__What you should do__
Reproduce the full listing that appears beneath this instruction exactly.

┌─ Records shown

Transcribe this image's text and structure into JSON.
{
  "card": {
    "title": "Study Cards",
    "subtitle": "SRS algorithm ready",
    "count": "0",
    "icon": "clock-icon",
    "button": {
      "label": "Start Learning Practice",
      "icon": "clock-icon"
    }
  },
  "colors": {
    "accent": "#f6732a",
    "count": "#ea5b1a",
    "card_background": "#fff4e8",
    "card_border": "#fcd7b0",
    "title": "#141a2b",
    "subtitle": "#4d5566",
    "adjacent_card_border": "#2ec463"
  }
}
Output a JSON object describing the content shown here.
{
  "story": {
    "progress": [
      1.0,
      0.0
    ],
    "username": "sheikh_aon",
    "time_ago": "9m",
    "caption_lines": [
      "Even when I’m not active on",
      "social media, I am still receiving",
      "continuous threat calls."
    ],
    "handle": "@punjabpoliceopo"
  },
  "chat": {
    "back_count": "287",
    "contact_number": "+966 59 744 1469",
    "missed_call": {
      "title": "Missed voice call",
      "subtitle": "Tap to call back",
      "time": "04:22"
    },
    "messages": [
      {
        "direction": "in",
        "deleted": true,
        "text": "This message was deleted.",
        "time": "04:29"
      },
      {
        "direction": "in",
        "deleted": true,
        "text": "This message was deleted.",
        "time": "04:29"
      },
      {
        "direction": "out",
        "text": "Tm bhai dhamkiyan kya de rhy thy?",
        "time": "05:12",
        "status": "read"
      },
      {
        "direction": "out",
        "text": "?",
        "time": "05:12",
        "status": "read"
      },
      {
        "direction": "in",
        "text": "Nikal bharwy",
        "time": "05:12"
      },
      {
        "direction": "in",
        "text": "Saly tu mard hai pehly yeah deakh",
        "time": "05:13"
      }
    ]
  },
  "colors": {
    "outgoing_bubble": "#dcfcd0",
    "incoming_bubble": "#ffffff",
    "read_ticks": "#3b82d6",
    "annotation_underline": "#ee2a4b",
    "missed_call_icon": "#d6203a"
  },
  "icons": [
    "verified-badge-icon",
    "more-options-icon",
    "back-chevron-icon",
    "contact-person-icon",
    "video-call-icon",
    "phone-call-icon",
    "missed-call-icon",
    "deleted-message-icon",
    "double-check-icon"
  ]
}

└─

__Expected answer__
Transcribe this image's text and structure into JSON.
{
  "card": {
    "title": "Study Cards",
    "subtitle": "SRS algorithm ready",
    "count": "0",
    "icon": "clock-icon",
    "button": {
      "label": "Start Learning Practice",
      "icon": "clock-icon"
    }
  },
  "colors": {
    "accent": "#f6732a",
    "count": "#ea5b1a",
    "card_background": "#fff4e8",
    "card_border": "#fcd7b0",
    "title": "#141a2b",
    "subtitle": "#4d5566",
    "adjacent_card_border": "#2ec463"
  }
}
Output a JSON object describing the content shown here.
{
  "story": {
    "progress": [
      1.0,
      0.0
    ],
    "username": "sheikh_aon",
    "time_ago": "9m",
    "caption_lines": [
      "Even when I’m not active on",
      "social media, I am still receiving",
      "continuous threat calls."
    ],
    "handle": "@punjabpoliceopo"
  },
  "chat": {
    "back_count": "287",
    "contact_number": "+966 59 744 1469",
    "missed_call": {
      "title": "Missed voice call",
      "subtitle": "Tap to call back",
      "time": "04:22"
    },
    "messages": [
      {
        "direction": "in",
        "deleted": true,
        "text": "This message was deleted.",
        "time": "04:29"
      },
      {
        "direction": "in",
        "deleted": true,
        "text": "This message was deleted.",
        "time": "04:29"
      },
      {
        "direction": "out",
        "text": "Tm bhai dhamkiyan kya de rhy thy?",
        "time": "05:12",
        "status": "read"
      },
      {
        "direction": "out",
        "text": "?",
        "time": "05:12",
        "status": "read"
      },
      {
        "direction": "in",
        "text": "Nikal bharwy",
        "time": "05:12"
      },
      {
        "direction": "in",
        "text": "Saly tu mard hai pehly yeah deakh",
        "time": "05:13"
      }
    ]
  },
  "colors": {
    "outgoing_bubble": "#dcfcd0",
    "incoming_bubble": "#ffffff",
    "read_ticks": "#3b82d6",
    "annotation_underline": "#ee2a4b",
    "missed_call_icon": "#d6203a"
  },
  "icons": [
    "verified-badge-icon",
    "more-options-icon",
    "back-chevron-icon",
    "contact-person-icon",
    "video-call-icon",
    "phone-call-icon",
    "missed-call-icon",
    "deleted-message-icon",
    "double-check-icon"
  ]
}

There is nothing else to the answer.